◆ Data listing:
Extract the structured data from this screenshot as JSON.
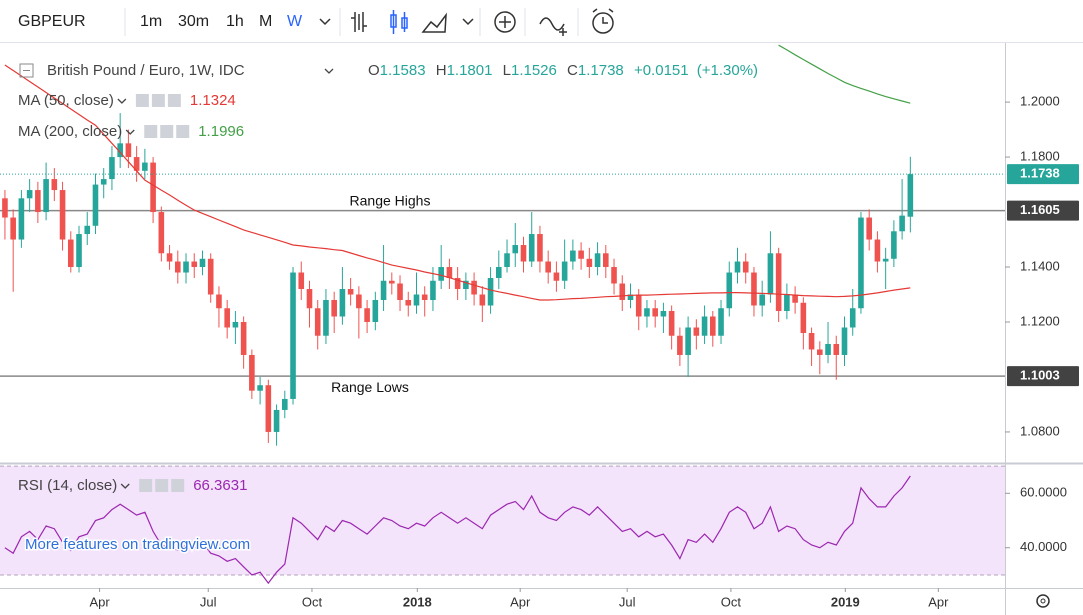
{
  "chart_data": {
    "type": "candlestick",
    "title": "GBPEUR",
    "subtitle": "British Pound / Euro, 1W, IDC",
    "intervals": [
      "1m",
      "30m",
      "1h",
      "M",
      "W"
    ],
    "ohlc_labels": [
      "O",
      "H",
      "L",
      "C"
    ],
    "change_label": "+0.0151",
    "change_pct_label": "(+1.30%)",
    "xlim": [
      -0.6,
      121.5
    ],
    "ylim": [
      1.0687,
      1.2215
    ],
    "yticks": [
      {
        "value": 1.08,
        "label": "1.0800"
      },
      {
        "value": 1.12,
        "label": "1.1200"
      },
      {
        "value": 1.14,
        "label": "1.1400"
      },
      {
        "value": 1.18,
        "label": "1.1800"
      },
      {
        "value": 1.2,
        "label": "1.2000"
      }
    ],
    "xticks": [
      {
        "value": 11.5,
        "label": "Apr"
      },
      {
        "value": 24.7,
        "label": "Jul"
      },
      {
        "value": 37.3,
        "label": "Oct"
      },
      {
        "value": 50.1,
        "label": "2018"
      },
      {
        "value": 62.6,
        "label": "Apr"
      },
      {
        "value": 75.6,
        "label": "Jul"
      },
      {
        "value": 88.2,
        "label": "Oct"
      },
      {
        "value": 102.1,
        "label": "2019"
      },
      {
        "value": 113.4,
        "label": "Apr"
      }
    ],
    "up_color": "#26a69a",
    "down_color": "#ef5350",
    "open": [
      1.165,
      1.158,
      1.15,
      1.165,
      1.168,
      1.16,
      1.172,
      1.168,
      1.15,
      1.14,
      1.152,
      1.155,
      1.17,
      1.172,
      1.18,
      1.185,
      1.18,
      1.175,
      1.178,
      1.16,
      1.145,
      1.142,
      1.138,
      1.142,
      1.14,
      1.143,
      1.13,
      1.125,
      1.118,
      1.12,
      1.108,
      1.095,
      1.097,
      1.08,
      1.088,
      1.092,
      1.138,
      1.132,
      1.125,
      1.115,
      1.128,
      1.122,
      1.132,
      1.13,
      1.125,
      1.12,
      1.128,
      1.135,
      1.134,
      1.128,
      1.126,
      1.13,
      1.128,
      1.135,
      1.14,
      1.136,
      1.132,
      1.135,
      1.13,
      1.126,
      1.136,
      1.14,
      1.145,
      1.148,
      1.142,
      1.152,
      1.142,
      1.138,
      1.135,
      1.142,
      1.146,
      1.143,
      1.14,
      1.145,
      1.14,
      1.134,
      1.128,
      1.13,
      1.122,
      1.125,
      1.122,
      1.124,
      1.115,
      1.108,
      1.118,
      1.115,
      1.122,
      1.115,
      1.125,
      1.138,
      1.142,
      1.138,
      1.126,
      1.13,
      1.145,
      1.124,
      1.13,
      1.127,
      1.116,
      1.11,
      1.108,
      1.112,
      1.108,
      1.118,
      1.125,
      1.158,
      1.15,
      1.142,
      1.143,
      1.153,
      1.1583
    ],
    "high": [
      1.168,
      1.161,
      1.168,
      1.172,
      1.171,
      1.178,
      1.176,
      1.171,
      1.153,
      1.155,
      1.16,
      1.174,
      1.176,
      1.184,
      1.196,
      1.19,
      1.184,
      1.183,
      1.18,
      1.162,
      1.148,
      1.146,
      1.145,
      1.145,
      1.146,
      1.145,
      1.133,
      1.128,
      1.124,
      1.122,
      1.11,
      1.1,
      1.099,
      1.09,
      1.095,
      1.14,
      1.142,
      1.135,
      1.128,
      1.132,
      1.131,
      1.14,
      1.136,
      1.133,
      1.128,
      1.131,
      1.148,
      1.138,
      1.137,
      1.131,
      1.138,
      1.133,
      1.14,
      1.148,
      1.143,
      1.14,
      1.138,
      1.138,
      1.133,
      1.14,
      1.146,
      1.15,
      1.156,
      1.151,
      1.16,
      1.155,
      1.146,
      1.142,
      1.15,
      1.15,
      1.149,
      1.147,
      1.149,
      1.148,
      1.143,
      1.137,
      1.134,
      1.132,
      1.128,
      1.128,
      1.127,
      1.126,
      1.118,
      1.122,
      1.121,
      1.126,
      1.124,
      1.128,
      1.142,
      1.147,
      1.145,
      1.14,
      1.135,
      1.153,
      1.147,
      1.134,
      1.133,
      1.129,
      1.118,
      1.113,
      1.12,
      1.115,
      1.122,
      1.132,
      1.16,
      1.161,
      1.153,
      1.147,
      1.157,
      1.172,
      1.1801
    ],
    "low": [
      1.15,
      1.131,
      1.147,
      1.16,
      1.156,
      1.157,
      1.164,
      1.146,
      1.138,
      1.138,
      1.148,
      1.152,
      1.165,
      1.168,
      1.176,
      1.176,
      1.171,
      1.172,
      1.156,
      1.142,
      1.139,
      1.134,
      1.134,
      1.136,
      1.137,
      1.127,
      1.118,
      1.114,
      1.112,
      1.103,
      1.092,
      1.09,
      1.076,
      1.075,
      1.085,
      1.09,
      1.128,
      1.118,
      1.11,
      1.112,
      1.116,
      1.119,
      1.126,
      1.114,
      1.116,
      1.117,
      1.124,
      1.13,
      1.124,
      1.122,
      1.123,
      1.122,
      1.124,
      1.132,
      1.132,
      1.128,
      1.128,
      1.126,
      1.12,
      1.123,
      1.132,
      1.138,
      1.14,
      1.138,
      1.14,
      1.138,
      1.134,
      1.131,
      1.132,
      1.139,
      1.139,
      1.136,
      1.137,
      1.136,
      1.13,
      1.124,
      1.125,
      1.117,
      1.118,
      1.118,
      1.116,
      1.11,
      1.104,
      1.1,
      1.11,
      1.112,
      1.111,
      1.112,
      1.122,
      1.134,
      1.134,
      1.122,
      1.122,
      1.127,
      1.12,
      1.121,
      1.123,
      1.11,
      1.104,
      1.101,
      1.105,
      1.099,
      1.104,
      1.115,
      1.123,
      1.146,
      1.138,
      1.132,
      1.14,
      1.15,
      1.1526
    ],
    "close": [
      1.158,
      1.15,
      1.165,
      1.168,
      1.16,
      1.172,
      1.168,
      1.15,
      1.14,
      1.152,
      1.155,
      1.17,
      1.172,
      1.18,
      1.185,
      1.18,
      1.175,
      1.178,
      1.16,
      1.145,
      1.142,
      1.138,
      1.142,
      1.14,
      1.143,
      1.13,
      1.125,
      1.118,
      1.12,
      1.108,
      1.095,
      1.097,
      1.08,
      1.088,
      1.092,
      1.138,
      1.132,
      1.125,
      1.115,
      1.128,
      1.122,
      1.132,
      1.13,
      1.125,
      1.12,
      1.128,
      1.135,
      1.134,
      1.128,
      1.126,
      1.13,
      1.128,
      1.135,
      1.14,
      1.136,
      1.132,
      1.135,
      1.13,
      1.126,
      1.136,
      1.14,
      1.145,
      1.148,
      1.142,
      1.152,
      1.142,
      1.138,
      1.135,
      1.142,
      1.146,
      1.143,
      1.14,
      1.145,
      1.14,
      1.134,
      1.128,
      1.13,
      1.122,
      1.125,
      1.122,
      1.124,
      1.115,
      1.108,
      1.118,
      1.115,
      1.122,
      1.115,
      1.125,
      1.138,
      1.142,
      1.138,
      1.126,
      1.13,
      1.145,
      1.124,
      1.13,
      1.127,
      1.116,
      1.11,
      1.108,
      1.112,
      1.108,
      1.118,
      1.125,
      1.158,
      1.15,
      1.142,
      1.143,
      1.153,
      1.1587,
      1.1738
    ],
    "series": [
      {
        "name": "MA (50, close)",
        "color": "#e53935",
        "values": [
          1.2135,
          1.2115,
          1.2095,
          1.2075,
          1.2055,
          1.2035,
          1.2015,
          1.1995,
          1.1975,
          1.1955,
          1.1935,
          1.1916,
          1.1883,
          1.185,
          1.1817,
          1.1783,
          1.175,
          1.1716,
          1.1698,
          1.168,
          1.1662,
          1.1643,
          1.1625,
          1.1607,
          1.1595,
          1.1583,
          1.1571,
          1.1559,
          1.1547,
          1.1535,
          1.1526,
          1.1517,
          1.1508,
          1.1499,
          1.149,
          1.148,
          1.1477,
          1.1473,
          1.147,
          1.1467,
          1.1463,
          1.146,
          1.1451,
          1.1442,
          1.1433,
          1.1425,
          1.1416,
          1.1407,
          1.1401,
          1.1395,
          1.1389,
          1.1382,
          1.1376,
          1.137,
          1.1361,
          1.1352,
          1.1343,
          1.1334,
          1.1325,
          1.1316,
          1.131,
          1.1304,
          1.1298,
          1.1292,
          1.1286,
          1.128,
          1.128,
          1.1281,
          1.1283,
          1.1285,
          1.1286,
          1.1288,
          1.129,
          1.1292,
          1.1293,
          1.1295,
          1.1297,
          1.1298,
          1.1298,
          1.1299,
          1.13,
          1.1301,
          1.1302,
          1.1303,
          1.1304,
          1.1305,
          1.1306,
          1.1306,
          1.1307,
          1.1307,
          1.1306,
          1.1305,
          1.1304,
          1.1303,
          1.1301,
          1.13,
          1.1298,
          1.1296,
          1.1295,
          1.1294,
          1.1293,
          1.1292,
          1.1293,
          1.1295,
          1.1298,
          1.1302,
          1.1306,
          1.1311,
          1.1316,
          1.132,
          1.1324
        ]
      },
      {
        "name": "MA (200, close)",
        "color": "#43a047",
        "values": [
          null,
          null,
          null,
          null,
          null,
          null,
          null,
          null,
          null,
          null,
          null,
          null,
          null,
          null,
          null,
          null,
          null,
          null,
          null,
          null,
          null,
          null,
          null,
          null,
          null,
          null,
          null,
          null,
          null,
          null,
          null,
          null,
          null,
          null,
          null,
          null,
          null,
          null,
          null,
          null,
          null,
          null,
          null,
          null,
          null,
          null,
          null,
          null,
          null,
          null,
          null,
          null,
          null,
          null,
          null,
          null,
          null,
          null,
          null,
          null,
          null,
          null,
          null,
          null,
          null,
          null,
          null,
          null,
          null,
          null,
          null,
          null,
          null,
          null,
          null,
          null,
          null,
          null,
          null,
          null,
          null,
          null,
          null,
          null,
          null,
          null,
          null,
          null,
          null,
          null,
          null,
          null,
          null,
          null,
          1.2207,
          1.219,
          1.2172,
          1.2155,
          1.2138,
          1.2121,
          1.2104,
          1.2088,
          1.2072,
          1.206,
          1.205,
          1.204,
          1.203,
          1.202,
          1.2012,
          1.2004,
          1.1996
        ]
      }
    ],
    "levels": [
      {
        "value": 1.1605,
        "label": "Range Highs"
      },
      {
        "value": 1.1003,
        "label": "Range Lows"
      }
    ],
    "rsi": {
      "name": "RSI (14, close)",
      "color": "#9c27b0",
      "ylim": [
        25.2,
        70.4
      ],
      "yticks": [
        {
          "value": 60,
          "label": "60.0000"
        },
        {
          "value": 40,
          "label": "40.0000"
        }
      ],
      "band": [
        30,
        70
      ],
      "values": [
        40,
        38,
        44,
        46,
        43,
        48,
        47,
        42,
        39,
        44,
        45,
        50,
        51,
        54,
        56,
        54,
        52,
        53,
        46,
        41,
        40,
        39,
        41,
        40,
        42,
        38,
        37,
        35,
        36,
        33,
        30,
        31,
        27,
        31,
        34,
        51,
        49,
        46,
        43,
        48,
        46,
        50,
        49,
        47,
        45,
        48,
        51,
        50,
        48,
        47,
        49,
        48,
        51,
        53,
        51,
        49,
        51,
        49,
        47,
        52,
        54,
        56,
        57,
        54,
        59,
        53,
        51,
        50,
        53,
        55,
        54,
        52,
        55,
        52,
        49,
        46,
        47,
        44,
        46,
        44,
        45,
        41,
        36,
        43,
        42,
        45,
        42,
        47,
        53,
        55,
        53,
        47,
        49,
        55,
        46,
        48,
        47,
        43,
        41,
        40,
        42,
        41,
        46,
        49,
        62,
        58,
        55,
        55,
        59,
        62,
        66.3631
      ]
    },
    "watermark": "More features on tradingview.com"
  }
}
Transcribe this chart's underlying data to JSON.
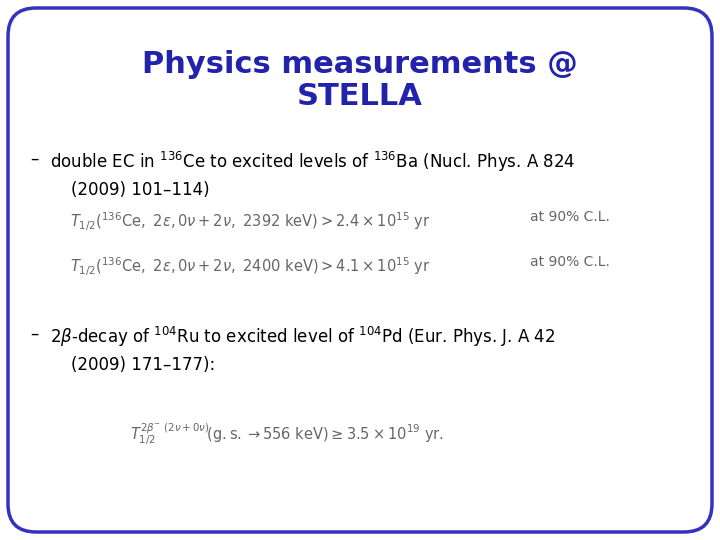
{
  "title_line1": "Physics measurements @",
  "title_line2": "STELLA",
  "title_color": "#2222AA",
  "title_fontsize": 22,
  "bg_color": "#FFFFFF",
  "border_color": "#3333BB",
  "text_color": "#000000",
  "formula_color": "#666666",
  "body_fontsize": 12,
  "formula_fontsize": 10.5
}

◆ THE PROBLEM: Take each line containing the string "close" and copy it out.

◆ RESPONSE TO THE EXERCISE:
    "close": [
        "name": "MA (50, close)",
        "name": "MA (200, close)",
      "name": "RSI (14, close)",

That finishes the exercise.